LIST OF TASKS:
A) Translate this sentence from the post on the Gibbons allegations into Spanish: "Lacking better knowledge, we'll trust that the proceedings of the various levels of justice—legal, campus, team, etc.—are functional."
B) Retype the stretch of the post on the Gibbons allegations that begins at the words "2) Why didn't" and stops after "agreed with it.".

User Cold War provided a few more bits of speculation after the WTKA show that conveniently serve as a starting point for addressing the known unknowns. I present those restated as questions, with counterpoints from the board:

1) Is Gibbons guilty?

The AAPD did not charge Gibbons, let alone convict him. On the other hand reported rapes are far more likely to be actual rapes than false accusations. You cannot completely discount the possibility that the accusation is false, because that happens. There doesn't seem to be a strong reason in this case, however, to disagree with the university's preponderance of whatever evidence they have. It is possible that evidence only covers part of the allegations and that the university is limited by the extent of its jurisdiction.

Public opinion is not held to the same standards as a court of law, and the fact that the university expelled him is strong enough reason to believe Gibbons may be guilty despite the lack of criminal charges.

2) Why didn't I read about this on MGoBlog before now?

I can answer for myself only. There were several points at which this appeared on the board. The first was in 2009, did not give the player's name, and I just didn't see it before the mods of those days unpublished it. The first I ever heard of it was 2011, when Washtenaw Watchdog pulled his stunt of handing out copies of the police report and his version of events at a Regents Board meeting, and this trickled out to the board. Actually a mod at that point had already unpublished it; I read the thread to double-check that decision and ultimately agreed with it.

At that time, given the well-established nature of the accuser (Smith), and the fact that Gibbons hadn't been removed from the team or apparently punished by the university or the justice system, there was a strong enough reason to doubt his guilt that it would not have been right to help publicize the allegations.

The second was last August when the gadfly published much of the same on his blog. At that time I discussed the matter with Brian and we determined to lock the thread (which had already gotten nasty) but to leave it so readers could find it and judge for themselves.

There are 280,000 unique visitors who come here every month, and publicizing a rape allegation would permanently damage that player's reputation. "Publicizing" includes publishing an FOIA'ed report of a case where no charges were brought, because far too many people will take the police report as fact rather than as a report. The effect on the accused would be akin to passing sentence, which is not the media's job. To do so without proof is incredibly irresponsible, Daulerioist even.

Lacking better knowledge, we'll trust that the proceedings of the various levels of justice—legal, campus, team, etc.—are functional. The downside is when they don't function properly we may fail to inform you in a timely fashion. The upside is we won't ever ruin somebody's life and then have to walk that back.

This goes for other players mentioned.

3) Did Rodriguez/Hoke/Dave Brandon believe Gibbons wasn't guilty?

EXTRACTED DATA:

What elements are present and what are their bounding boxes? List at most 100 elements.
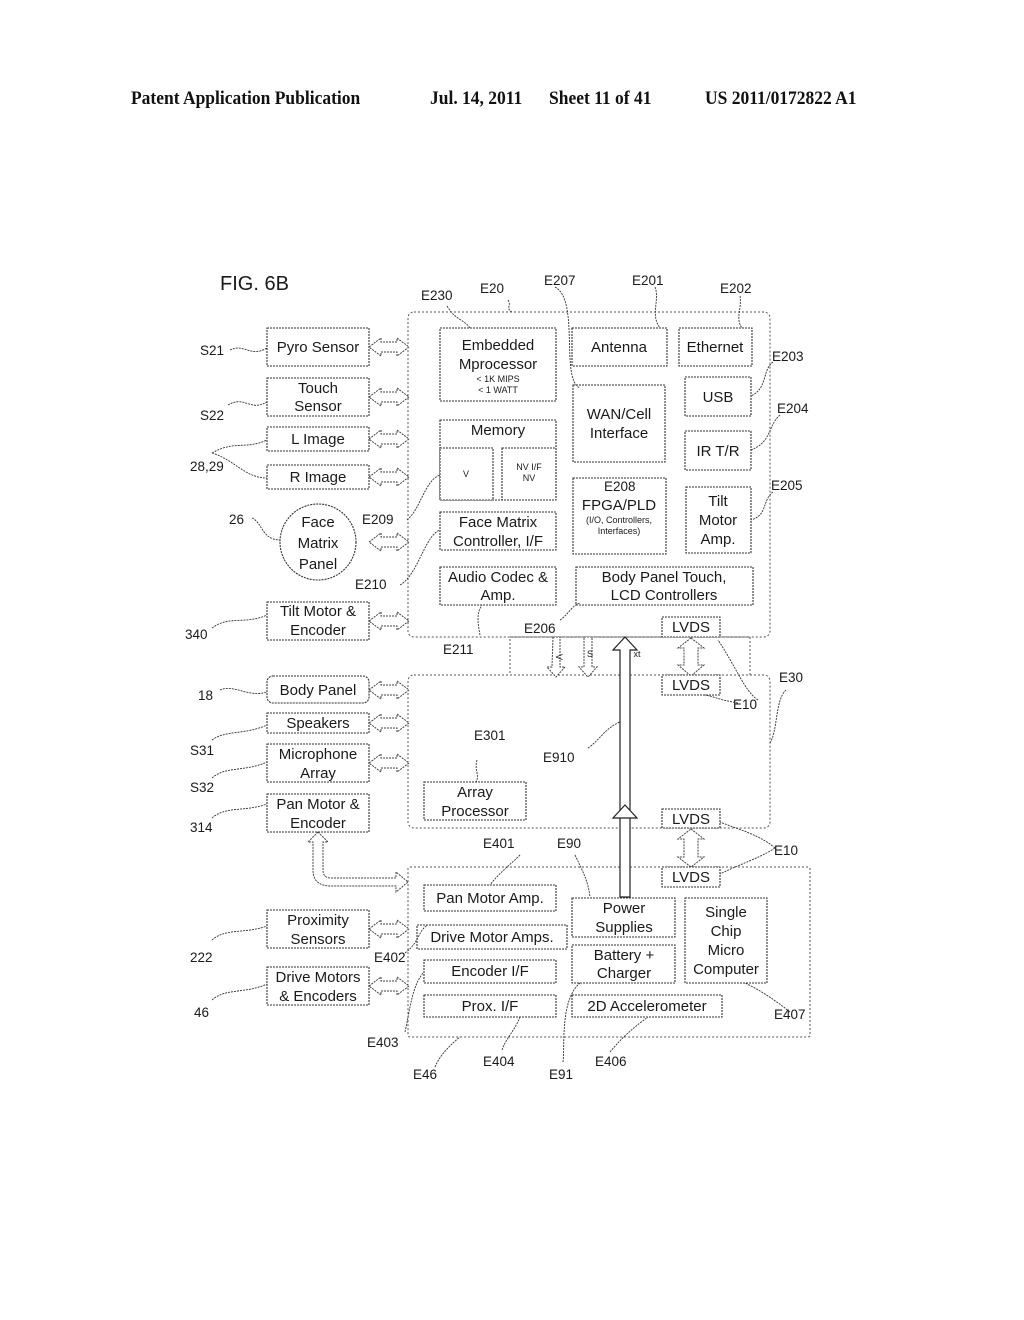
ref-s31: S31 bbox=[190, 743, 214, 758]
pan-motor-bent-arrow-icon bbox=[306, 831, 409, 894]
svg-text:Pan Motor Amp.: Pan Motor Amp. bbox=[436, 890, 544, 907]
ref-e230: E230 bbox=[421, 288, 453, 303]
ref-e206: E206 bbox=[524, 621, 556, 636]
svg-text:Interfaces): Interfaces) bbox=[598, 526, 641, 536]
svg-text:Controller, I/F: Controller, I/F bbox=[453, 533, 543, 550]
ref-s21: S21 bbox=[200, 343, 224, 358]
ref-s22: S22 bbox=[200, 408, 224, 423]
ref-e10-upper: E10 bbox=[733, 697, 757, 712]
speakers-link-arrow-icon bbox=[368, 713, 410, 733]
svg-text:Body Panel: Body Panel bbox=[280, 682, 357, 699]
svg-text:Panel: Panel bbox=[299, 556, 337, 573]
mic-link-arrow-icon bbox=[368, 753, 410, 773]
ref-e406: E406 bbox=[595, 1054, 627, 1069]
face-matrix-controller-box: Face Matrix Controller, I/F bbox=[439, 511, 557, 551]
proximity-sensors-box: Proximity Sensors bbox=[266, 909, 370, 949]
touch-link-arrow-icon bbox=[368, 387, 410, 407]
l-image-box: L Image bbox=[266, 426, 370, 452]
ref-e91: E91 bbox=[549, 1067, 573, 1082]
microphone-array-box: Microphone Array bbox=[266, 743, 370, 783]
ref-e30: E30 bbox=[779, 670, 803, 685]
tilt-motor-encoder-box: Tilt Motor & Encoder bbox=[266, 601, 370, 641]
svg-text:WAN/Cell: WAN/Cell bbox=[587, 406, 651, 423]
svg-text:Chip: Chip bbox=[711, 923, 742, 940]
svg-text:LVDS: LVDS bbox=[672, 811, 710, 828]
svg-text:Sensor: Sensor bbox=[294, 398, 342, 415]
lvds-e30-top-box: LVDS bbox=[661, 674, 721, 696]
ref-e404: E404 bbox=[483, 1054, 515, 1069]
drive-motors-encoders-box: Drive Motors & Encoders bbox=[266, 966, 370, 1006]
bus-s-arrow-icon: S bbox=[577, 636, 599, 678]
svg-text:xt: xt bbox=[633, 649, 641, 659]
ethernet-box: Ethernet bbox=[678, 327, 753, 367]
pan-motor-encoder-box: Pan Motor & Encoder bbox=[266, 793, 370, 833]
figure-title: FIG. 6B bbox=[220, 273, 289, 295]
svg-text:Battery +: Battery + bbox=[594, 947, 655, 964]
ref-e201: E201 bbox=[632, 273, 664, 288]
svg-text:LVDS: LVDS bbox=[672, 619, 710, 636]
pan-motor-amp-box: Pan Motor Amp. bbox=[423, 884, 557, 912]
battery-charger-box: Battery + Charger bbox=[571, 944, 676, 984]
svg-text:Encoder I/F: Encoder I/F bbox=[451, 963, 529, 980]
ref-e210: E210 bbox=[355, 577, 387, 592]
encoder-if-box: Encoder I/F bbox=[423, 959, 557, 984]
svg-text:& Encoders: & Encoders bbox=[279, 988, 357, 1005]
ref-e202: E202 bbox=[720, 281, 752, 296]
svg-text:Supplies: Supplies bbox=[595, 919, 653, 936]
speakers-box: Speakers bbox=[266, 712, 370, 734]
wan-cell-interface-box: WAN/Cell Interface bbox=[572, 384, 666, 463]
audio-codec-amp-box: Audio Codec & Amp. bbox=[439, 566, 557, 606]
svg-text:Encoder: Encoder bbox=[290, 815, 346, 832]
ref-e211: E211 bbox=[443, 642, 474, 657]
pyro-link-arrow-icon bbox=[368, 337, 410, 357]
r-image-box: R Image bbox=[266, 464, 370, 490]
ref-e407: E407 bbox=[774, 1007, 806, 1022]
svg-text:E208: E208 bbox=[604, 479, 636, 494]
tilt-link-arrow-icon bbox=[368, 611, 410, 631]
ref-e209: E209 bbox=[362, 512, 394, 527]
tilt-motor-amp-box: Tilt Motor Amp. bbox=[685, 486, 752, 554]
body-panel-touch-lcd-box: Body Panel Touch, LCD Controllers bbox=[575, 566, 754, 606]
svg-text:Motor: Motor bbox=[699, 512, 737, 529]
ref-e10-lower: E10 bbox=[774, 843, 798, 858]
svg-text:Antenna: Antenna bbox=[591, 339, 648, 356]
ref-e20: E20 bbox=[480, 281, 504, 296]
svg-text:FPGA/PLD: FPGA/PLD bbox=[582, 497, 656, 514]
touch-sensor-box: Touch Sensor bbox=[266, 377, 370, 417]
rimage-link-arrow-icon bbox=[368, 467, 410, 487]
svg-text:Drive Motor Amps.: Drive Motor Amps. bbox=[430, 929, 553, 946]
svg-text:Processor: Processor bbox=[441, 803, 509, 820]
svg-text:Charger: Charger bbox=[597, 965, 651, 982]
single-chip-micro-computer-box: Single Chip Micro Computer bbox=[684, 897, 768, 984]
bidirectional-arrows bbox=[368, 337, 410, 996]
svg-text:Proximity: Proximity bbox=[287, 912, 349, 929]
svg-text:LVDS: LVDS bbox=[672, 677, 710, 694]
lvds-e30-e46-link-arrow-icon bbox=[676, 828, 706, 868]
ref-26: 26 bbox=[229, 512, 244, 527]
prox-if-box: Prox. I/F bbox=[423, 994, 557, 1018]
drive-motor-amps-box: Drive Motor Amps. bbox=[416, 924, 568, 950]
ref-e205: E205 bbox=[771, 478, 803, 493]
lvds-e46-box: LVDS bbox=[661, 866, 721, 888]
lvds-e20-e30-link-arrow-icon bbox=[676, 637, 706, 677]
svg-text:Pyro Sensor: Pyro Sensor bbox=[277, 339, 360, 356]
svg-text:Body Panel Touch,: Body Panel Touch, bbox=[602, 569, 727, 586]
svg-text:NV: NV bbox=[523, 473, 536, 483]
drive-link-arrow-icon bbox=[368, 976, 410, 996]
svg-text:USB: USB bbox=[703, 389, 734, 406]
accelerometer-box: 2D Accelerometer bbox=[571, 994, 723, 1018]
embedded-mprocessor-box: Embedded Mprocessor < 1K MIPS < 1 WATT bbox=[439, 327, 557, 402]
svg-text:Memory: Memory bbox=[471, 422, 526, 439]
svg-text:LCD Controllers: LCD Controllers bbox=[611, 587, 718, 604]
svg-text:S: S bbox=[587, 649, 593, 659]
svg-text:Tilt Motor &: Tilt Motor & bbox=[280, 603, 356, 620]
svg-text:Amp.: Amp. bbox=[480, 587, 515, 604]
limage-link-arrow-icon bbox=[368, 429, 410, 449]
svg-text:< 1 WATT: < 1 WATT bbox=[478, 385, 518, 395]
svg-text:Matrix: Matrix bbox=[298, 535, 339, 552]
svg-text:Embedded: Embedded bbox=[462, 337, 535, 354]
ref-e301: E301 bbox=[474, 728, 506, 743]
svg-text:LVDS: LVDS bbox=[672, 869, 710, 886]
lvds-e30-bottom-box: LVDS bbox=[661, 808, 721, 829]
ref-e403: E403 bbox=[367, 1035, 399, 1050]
--
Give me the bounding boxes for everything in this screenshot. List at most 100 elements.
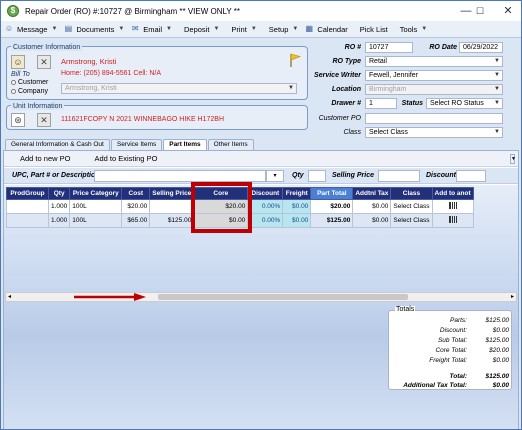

WRITTEN ANSWERS:
A) A falta de un mejor conocimiento, confiaremos en que los procedimientos de los distintos niveles de justicia —legal, universitario, del equipo, etc.— funcionan.

B)
2) Why didn't I read about this on MGoBlog before now?

I can answer for myself only. There were several points at which this appeared on the board. The first was in 2009, did not give the player's name, and I just didn't see it before the mods of those days unpublished it. The first I ever heard of it was 2011, when Washtenaw Watchdog pulled his stunt of handing out copies of the police report and his version of events at a Regents Board meeting, and this trickled out to the board. Actually a mod at that point had already unpublished it; I read the thread to double-check that decision and ultimately agreed with it.